Start
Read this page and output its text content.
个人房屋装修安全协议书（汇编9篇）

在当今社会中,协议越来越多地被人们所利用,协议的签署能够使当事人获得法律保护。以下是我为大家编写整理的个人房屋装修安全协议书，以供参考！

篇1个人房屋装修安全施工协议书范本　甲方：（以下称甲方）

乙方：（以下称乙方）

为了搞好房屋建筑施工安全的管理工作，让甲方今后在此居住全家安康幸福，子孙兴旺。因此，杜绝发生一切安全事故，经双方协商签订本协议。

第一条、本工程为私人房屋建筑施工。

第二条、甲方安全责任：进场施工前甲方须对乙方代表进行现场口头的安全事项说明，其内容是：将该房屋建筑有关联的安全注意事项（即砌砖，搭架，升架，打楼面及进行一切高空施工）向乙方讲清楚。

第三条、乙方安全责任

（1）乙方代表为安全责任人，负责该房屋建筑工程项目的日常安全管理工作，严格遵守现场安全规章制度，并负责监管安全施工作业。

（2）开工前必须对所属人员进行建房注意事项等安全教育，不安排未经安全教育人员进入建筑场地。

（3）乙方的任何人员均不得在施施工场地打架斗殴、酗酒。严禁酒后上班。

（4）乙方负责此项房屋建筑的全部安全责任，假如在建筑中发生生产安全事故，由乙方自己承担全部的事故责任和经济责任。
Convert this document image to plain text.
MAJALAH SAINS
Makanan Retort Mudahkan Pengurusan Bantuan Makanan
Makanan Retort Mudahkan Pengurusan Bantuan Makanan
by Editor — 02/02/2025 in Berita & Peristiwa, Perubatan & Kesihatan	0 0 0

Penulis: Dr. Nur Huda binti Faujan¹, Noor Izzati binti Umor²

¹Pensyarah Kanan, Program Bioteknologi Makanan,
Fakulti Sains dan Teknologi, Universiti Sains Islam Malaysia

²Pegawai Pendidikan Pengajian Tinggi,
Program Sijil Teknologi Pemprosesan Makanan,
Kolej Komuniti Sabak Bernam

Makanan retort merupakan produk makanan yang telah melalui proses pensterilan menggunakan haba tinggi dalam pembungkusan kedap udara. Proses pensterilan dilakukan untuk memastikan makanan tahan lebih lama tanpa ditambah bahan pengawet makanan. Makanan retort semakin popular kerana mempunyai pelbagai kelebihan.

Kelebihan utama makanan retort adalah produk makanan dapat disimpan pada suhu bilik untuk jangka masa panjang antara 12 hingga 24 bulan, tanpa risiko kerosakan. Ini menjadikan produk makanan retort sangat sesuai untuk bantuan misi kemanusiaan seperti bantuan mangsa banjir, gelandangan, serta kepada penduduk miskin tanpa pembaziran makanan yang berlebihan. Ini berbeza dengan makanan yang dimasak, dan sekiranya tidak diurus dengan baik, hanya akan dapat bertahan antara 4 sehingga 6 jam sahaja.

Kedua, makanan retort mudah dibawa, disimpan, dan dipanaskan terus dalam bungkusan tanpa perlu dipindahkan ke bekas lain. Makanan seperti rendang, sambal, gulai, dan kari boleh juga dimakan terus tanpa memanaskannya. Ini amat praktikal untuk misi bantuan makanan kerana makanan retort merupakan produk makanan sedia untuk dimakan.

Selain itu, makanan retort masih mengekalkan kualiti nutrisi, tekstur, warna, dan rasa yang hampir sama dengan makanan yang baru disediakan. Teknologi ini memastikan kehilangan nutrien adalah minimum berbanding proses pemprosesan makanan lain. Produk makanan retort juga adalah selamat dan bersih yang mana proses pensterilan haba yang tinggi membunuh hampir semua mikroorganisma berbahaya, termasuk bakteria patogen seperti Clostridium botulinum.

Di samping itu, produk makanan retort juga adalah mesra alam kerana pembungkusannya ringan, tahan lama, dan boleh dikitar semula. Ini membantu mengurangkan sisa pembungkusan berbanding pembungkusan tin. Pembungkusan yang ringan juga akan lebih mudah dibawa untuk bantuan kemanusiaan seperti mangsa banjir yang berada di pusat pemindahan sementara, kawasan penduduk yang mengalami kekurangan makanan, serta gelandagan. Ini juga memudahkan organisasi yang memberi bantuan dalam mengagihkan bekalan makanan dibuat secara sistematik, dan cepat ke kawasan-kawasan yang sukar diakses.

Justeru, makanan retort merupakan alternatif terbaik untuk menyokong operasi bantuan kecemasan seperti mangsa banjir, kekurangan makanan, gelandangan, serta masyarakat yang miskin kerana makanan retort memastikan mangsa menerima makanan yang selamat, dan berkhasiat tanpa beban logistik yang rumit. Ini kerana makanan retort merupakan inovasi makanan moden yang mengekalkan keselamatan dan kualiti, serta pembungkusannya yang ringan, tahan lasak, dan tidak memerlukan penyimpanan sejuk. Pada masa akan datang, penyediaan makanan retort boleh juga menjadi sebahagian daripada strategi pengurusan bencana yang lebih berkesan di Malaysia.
End
Objective
Return all the data exactly as given.

Task output
Read this page and output its text content.
个人房屋装修安全协议书（汇编9篇）

在当今社会中,协议越来越多地被人们所利用,协议的签署能够使当事人获得法律保护。以下是我为大家编写整理的个人房屋装修安全协议书，以供参考！

篇1个人房屋装修安全施工协议书范本　甲方：（以下称甲方）

乙方：（以下称乙方）

为了搞好房屋建筑施工安全的管理工作，让甲方今后在此居住全家安康幸福，子孙兴旺。因此，杜绝发生一切安全事故，经双方协商签订本协议。

第一条、本工程为私人房屋建筑施工。

第二条、甲方安全责任：进场施工前甲方须对乙方代表进行现场口头的安全事项说明，其内容是：将该房屋建筑有关联的安全注意事项（即砌砖，搭架，升架，打楼面及进行一切高空施工）向乙方讲清楚。

第三条、乙方安全责任

（1）乙方代表为安全责任人，负责该房屋建筑工程项目的日常安全管理工作，严格遵守现场安全规章制度，并负责监管安全施工作业。

（2）开工前必须对所属人员进行建房注意事项等安全教育，不安排未经安全教育人员进入建筑场地。

（3）乙方的任何人员均不得在施施工场地打架斗殴、酗酒。严禁酒后上班。

（4）乙方负责此项房屋建筑的全部安全责任，假如在建筑中发生生产安全事故，由乙方自己承担全部的事故责任和经济责任。
Convert this document image to plain text.
MAJALAH SAINS
Makanan Retort Mudahkan Pengurusan Bantuan Makanan
Makanan Retort Mudahkan Pengurusan Bantuan Makanan
by Editor — 02/02/2025 in Berita & Peristiwa, Perubatan & Kesihatan	0 0 0

Penulis: Dr. Nur Huda binti Faujan¹, Noor Izzati binti Umor²

¹Pensyarah Kanan, Program Bioteknologi Makanan,
Fakulti Sains dan Teknologi, Universiti Sains Islam Malaysia

²Pegawai Pendidikan Pengajian Tinggi,
Program Sijil Teknologi Pemprosesan Makanan,
Kolej Komuniti Sabak Bernam

Makanan retort merupakan produk makanan yang telah melalui proses pensterilan menggunakan haba tinggi dalam pembungkusan kedap udara. Proses pensterilan dilakukan untuk memastikan makanan tahan lebih lama tanpa ditambah bahan pengawet makanan. Makanan retort semakin popular kerana mempunyai pelbagai kelebihan.

Kelebihan utama makanan retort adalah produk makanan dapat disimpan pada suhu bilik untuk jangka masa panjang antara 12 hingga 24 bulan, tanpa risiko kerosakan. Ini menjadikan produk makanan retort sangat sesuai untuk bantuan misi kemanusiaan seperti bantuan mangsa banjir, gelandangan, serta kepada penduduk miskin tanpa pembaziran makanan yang berlebihan. Ini berbeza dengan makanan yang dimasak, dan sekiranya tidak diurus dengan baik, hanya akan dapat bertahan antara 4 sehingga 6 jam sahaja.

Kedua, makanan retort mudah dibawa, disimpan, dan dipanaskan terus dalam bungkusan tanpa perlu dipindahkan ke bekas lain. Makanan seperti rendang, sambal, gulai, dan kari boleh juga dimakan terus tanpa memanaskannya. Ini amat praktikal untuk misi bantuan makanan kerana makanan retort merupakan produk makanan sedia untuk dimakan.

Selain itu, makanan retort masih mengekalkan kualiti nutrisi, tekstur, warna, dan rasa yang hampir sama dengan makanan yang baru disediakan. Teknologi ini memastikan kehilangan nutrien adalah minimum berbanding proses pemprosesan makanan lain. Produk makanan retort juga adalah selamat dan bersih yang mana proses pensterilan haba yang tinggi membunuh hampir semua mikroorganisma berbahaya, termasuk bakteria patogen seperti Clostridium botulinum.

Di samping itu, produk makanan retort juga adalah mesra alam kerana pembungkusannya ringan, tahan lama, dan boleh dikitar semula. Ini membantu mengurangkan sisa pembungkusan berbanding pembungkusan tin. Pembungkusan yang ringan juga akan lebih mudah dibawa untuk bantuan kemanusiaan seperti mangsa banjir yang berada di pusat pemindahan sementara, kawasan penduduk yang mengalami kekurangan makanan, serta gelandagan. Ini juga memudahkan organisasi yang memberi bantuan dalam mengagihkan bekalan makanan dibuat secara sistematik, dan cepat ke kawasan-kawasan yang sukar diakses.

Justeru, makanan retort merupakan alternatif terbaik untuk menyokong operasi bantuan kecemasan seperti mangsa banjir, kekurangan makanan, gelandangan, serta masyarakat yang miskin kerana makanan retort memastikan mangsa menerima makanan yang selamat, dan berkhasiat tanpa beban logistik yang rumit. Ini kerana makanan retort merupakan inovasi makanan moden yang mengekalkan keselamatan dan kualiti, serta pembungkusannya yang ringan, tahan lasak, dan tidak memerlukan penyimpanan sejuk. Pada masa akan datang, penyediaan makanan retort boleh juga menjadi sebahagian daripada strategi pengurusan bencana yang lebih berkesan di Malaysia.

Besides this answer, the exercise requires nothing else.